Spatial annotation data
============

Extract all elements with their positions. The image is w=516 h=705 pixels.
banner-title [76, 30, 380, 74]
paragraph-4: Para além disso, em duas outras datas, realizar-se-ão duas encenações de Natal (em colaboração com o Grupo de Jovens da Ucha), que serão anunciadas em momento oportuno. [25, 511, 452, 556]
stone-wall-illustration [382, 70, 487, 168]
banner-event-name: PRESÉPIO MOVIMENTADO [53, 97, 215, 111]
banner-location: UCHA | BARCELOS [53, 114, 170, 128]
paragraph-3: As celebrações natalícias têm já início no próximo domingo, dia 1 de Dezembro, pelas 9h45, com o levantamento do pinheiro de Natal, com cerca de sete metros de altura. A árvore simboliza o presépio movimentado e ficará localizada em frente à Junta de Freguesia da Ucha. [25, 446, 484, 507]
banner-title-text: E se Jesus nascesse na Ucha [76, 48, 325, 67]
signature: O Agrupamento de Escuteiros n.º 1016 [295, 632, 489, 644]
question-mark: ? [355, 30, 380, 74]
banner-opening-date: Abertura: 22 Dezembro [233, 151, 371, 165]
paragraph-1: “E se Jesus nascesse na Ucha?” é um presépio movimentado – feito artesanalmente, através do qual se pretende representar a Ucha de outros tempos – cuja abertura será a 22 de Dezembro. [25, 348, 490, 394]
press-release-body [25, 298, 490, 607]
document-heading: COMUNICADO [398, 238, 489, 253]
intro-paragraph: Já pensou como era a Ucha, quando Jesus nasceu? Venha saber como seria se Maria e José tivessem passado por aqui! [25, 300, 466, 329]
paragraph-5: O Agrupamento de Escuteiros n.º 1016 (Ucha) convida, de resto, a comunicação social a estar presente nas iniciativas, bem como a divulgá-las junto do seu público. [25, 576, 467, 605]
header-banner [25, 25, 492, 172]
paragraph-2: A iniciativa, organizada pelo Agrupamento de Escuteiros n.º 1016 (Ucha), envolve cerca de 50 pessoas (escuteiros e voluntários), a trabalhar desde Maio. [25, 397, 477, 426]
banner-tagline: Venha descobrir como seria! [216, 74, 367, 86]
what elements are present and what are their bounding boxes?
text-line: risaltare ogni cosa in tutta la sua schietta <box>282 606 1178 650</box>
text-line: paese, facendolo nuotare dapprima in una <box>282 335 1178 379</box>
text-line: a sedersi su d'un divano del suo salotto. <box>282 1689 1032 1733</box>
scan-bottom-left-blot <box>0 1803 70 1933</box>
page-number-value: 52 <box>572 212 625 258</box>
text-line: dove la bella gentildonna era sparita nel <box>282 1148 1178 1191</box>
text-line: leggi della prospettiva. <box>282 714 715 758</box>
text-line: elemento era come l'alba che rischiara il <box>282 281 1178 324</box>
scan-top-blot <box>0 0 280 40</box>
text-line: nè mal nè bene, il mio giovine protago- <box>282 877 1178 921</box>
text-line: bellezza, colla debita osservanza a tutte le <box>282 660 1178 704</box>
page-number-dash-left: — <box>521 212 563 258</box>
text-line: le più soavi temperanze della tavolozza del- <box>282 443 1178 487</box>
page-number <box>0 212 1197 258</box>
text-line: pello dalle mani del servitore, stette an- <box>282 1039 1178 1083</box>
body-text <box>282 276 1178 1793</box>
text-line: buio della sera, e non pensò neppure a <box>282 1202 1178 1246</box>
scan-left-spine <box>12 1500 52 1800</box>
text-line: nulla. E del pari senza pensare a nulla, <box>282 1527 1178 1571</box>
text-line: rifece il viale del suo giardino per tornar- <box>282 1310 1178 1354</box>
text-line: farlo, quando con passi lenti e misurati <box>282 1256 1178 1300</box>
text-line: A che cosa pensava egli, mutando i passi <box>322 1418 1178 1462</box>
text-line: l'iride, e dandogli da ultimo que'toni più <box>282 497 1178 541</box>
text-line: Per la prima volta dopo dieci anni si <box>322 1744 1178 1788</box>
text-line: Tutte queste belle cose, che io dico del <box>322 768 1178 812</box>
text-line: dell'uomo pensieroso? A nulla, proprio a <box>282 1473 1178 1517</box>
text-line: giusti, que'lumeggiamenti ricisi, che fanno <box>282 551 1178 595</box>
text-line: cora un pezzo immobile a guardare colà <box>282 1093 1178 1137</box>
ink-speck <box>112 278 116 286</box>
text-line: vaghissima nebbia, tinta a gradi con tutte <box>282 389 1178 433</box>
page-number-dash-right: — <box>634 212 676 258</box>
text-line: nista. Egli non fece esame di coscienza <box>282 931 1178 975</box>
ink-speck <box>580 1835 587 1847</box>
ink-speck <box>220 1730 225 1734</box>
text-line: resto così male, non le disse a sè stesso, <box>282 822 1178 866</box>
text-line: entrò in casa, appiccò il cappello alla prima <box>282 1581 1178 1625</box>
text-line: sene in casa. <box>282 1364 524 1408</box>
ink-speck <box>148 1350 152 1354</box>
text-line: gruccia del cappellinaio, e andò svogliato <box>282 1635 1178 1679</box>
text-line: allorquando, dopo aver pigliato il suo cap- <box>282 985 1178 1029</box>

============

## Exercise directions
Format every line of the data above as a JSON array of strings, with one string per line and blank lines omitted.

## Task answer
[
  "Extract all elements with their positions. The image is w=516 h=705 pixels.",
  "banner-title [76, 30, 380, 74]",
  "paragraph-4: Para além disso, em duas outras datas, realizar-se-ão duas encenações de Natal (em colaboração com o Grupo de Jovens da Ucha), que serão anunciadas em momento oportuno. [25, 511, 452, 556]",
  "stone-wall-illustration [382, 70, 487, 168]",
  "banner-event-name: PRESÉPIO MOVIMENTADO [53, 97, 215, 111]",
  "banner-location: UCHA | BARCELOS [53, 114, 170, 128]",
  "paragraph-3: As celebrações natalícias têm já início no próximo domingo, dia 1 de Dezembro, pelas 9h45, com o levantamento do pinheiro de Natal, com cerca de sete metros de altura. A árvore simboliza o presépio movimentado e ficará localizada em frente à Junta de Freguesia da Ucha. [25, 446, 484, 507]",
  "banner-title-text: E se Jesus nascesse na Ucha [76, 48, 325, 67]",
  "signature: O Agrupamento de Escuteiros n.º 1016 [295, 632, 489, 644]",
  "question-mark: ? [355, 30, 380, 74]",
  "banner-opening-date: Abertura: 22 Dezembro [233, 151, 371, 165]",
  "paragraph-1: “E se Jesus nascesse na Ucha?” é um presépio movimentado – feito artesanalmente, através do qual se pretende representar a Ucha de outros tempos – cuja abertura será a 22 de Dezembro. [25, 348, 490, 394]",
  "press-release-body [25, 298, 490, 607]",
  "document-heading: COMUNICADO [398, 238, 489, 253]",
  "intro-paragraph: Já pensou como era a Ucha, quando Jesus nasceu? Venha saber como seria se Maria e José tivessem passado por aqui! [25, 300, 466, 329]",
  "paragraph-5: O Agrupamento de Escuteiros n.º 1016 (Ucha) convida, de resto, a comunicação social a estar presente nas iniciativas, bem como a divulgá-las junto do seu público. [25, 576, 467, 605]",
  "header-banner [25, 25, 492, 172]",
  "paragraph-2: A iniciativa, organizada pelo Agrupamento de Escuteiros n.º 1016 (Ucha), envolve cerca de 50 pessoas (escuteiros e voluntários), a trabalhar desde Maio. [25, 397, 477, 426]",
  "banner-tagline: Venha descobrir como seria! [216, 74, 367, 86]",
  "what elements are present and what are their bounding boxes?",
  "text-line: risaltare ogni cosa in tutta la sua schietta <box>282 606 1178 650</box>",
  "text-line: paese, facendolo nuotare dapprima in una <box>282 335 1178 379</box>",
  "text-line: a sedersi su d'un divano del suo salotto. <box>282 1689 1032 1733</box>",
  "scan-bottom-left-blot <box>0 1803 70 1933</box>",
  "page-number-value: 52 <box>572 212 625 258</box>",
  "text-line: dove la bella gentildonna era sparita nel <box>282 1148 1178 1191</box>",
  "text-line: leggi della prospettiva. <box>282 714 715 758</box>",
  "text-line: elemento era come l'alba che rischiara il <box>282 281 1178 324</box>",
  "scan-top-blot <box>0 0 280 40</box>",
  "text-line: nè mal nè bene, il mio giovine protago- <box>282 877 1178 921</box>",
  "text-line: bellezza, colla debita osservanza a tutte le <box>282 660 1178 704</box>",
  "page-number-dash-left: — <box>521 212 563 258</box>",
  "text-line: le più soavi temperanze della tavolozza del- <box>282 443 1178 487</box>",
  "page-number <box>0 212 1197 258</box>",
  "text-line: pello dalle mani del servitore, stette an- <box>282 1039 1178 1083</box>",
  "body-text <box>282 276 1178 1793</box>",
  "text-line: buio della sera, e non pensò neppure a <box>282 1202 1178 1246</box>",
  "scan-left-spine <box>12 1500 52 1800</box>",
  "text-line: nulla. E del pari senza pensare a nulla, <box>282 1527 1178 1571</box>",
  "text-line: rifece il viale del suo giardino per tornar- <box>282 1310 1178 1354</box>",
  "text-line: farlo, quando con passi lenti e misurati <box>282 1256 1178 1300</box>",
  "text-line: A che cosa pensava egli, mutando i passi <box>322 1418 1178 1462</box>",
  "text-line: l'iride, e dandogli da ultimo que'toni più <box>282 497 1178 541</box>",
  "text-line: Per la prima volta dopo dieci anni si <box>322 1744 1178 1788</box>",
  "text-line: Tutte queste belle cose, che io dico del <box>322 768 1178 812</box>",
  "text-line: dell'uomo pensieroso? A nulla, proprio a <box>282 1473 1178 1517</box>",
  "text-line: giusti, que'lumeggiamenti ricisi, che fanno <box>282 551 1178 595</box>",
  "text-line: cora un pezzo immobile a guardare colà <box>282 1093 1178 1137</box>",
  "ink-speck <box>112 278 116 286</box>",
  "text-line: vaghissima nebbia, tinta a gradi con tutte <box>282 389 1178 433</box>",
  "page-number-dash-right: — <box>634 212 676 258</box>",
  "text-line: nista. Egli non fece esame di coscienza <box>282 931 1178 975</box>",
  "ink-speck <box>580 1835 587 1847</box>",
  "ink-speck <box>220 1730 225 1734</box>",
  "text-line: resto così male, non le disse a sè stesso, <box>282 822 1178 866</box>",
  "text-line: entrò in casa, appiccò il cappello alla prima <box>282 1581 1178 1625</box>",
  "text-line: sene in casa. <box>282 1364 524 1408</box>",
  "ink-speck <box>148 1350 152 1354</box>",
  "text-line: gruccia del cappellinaio, e andò svogliato <box>282 1635 1178 1679</box>",
  "text-line: allorquando, dopo aver pigliato il suo cap- <box>282 985 1178 1029</box>"
]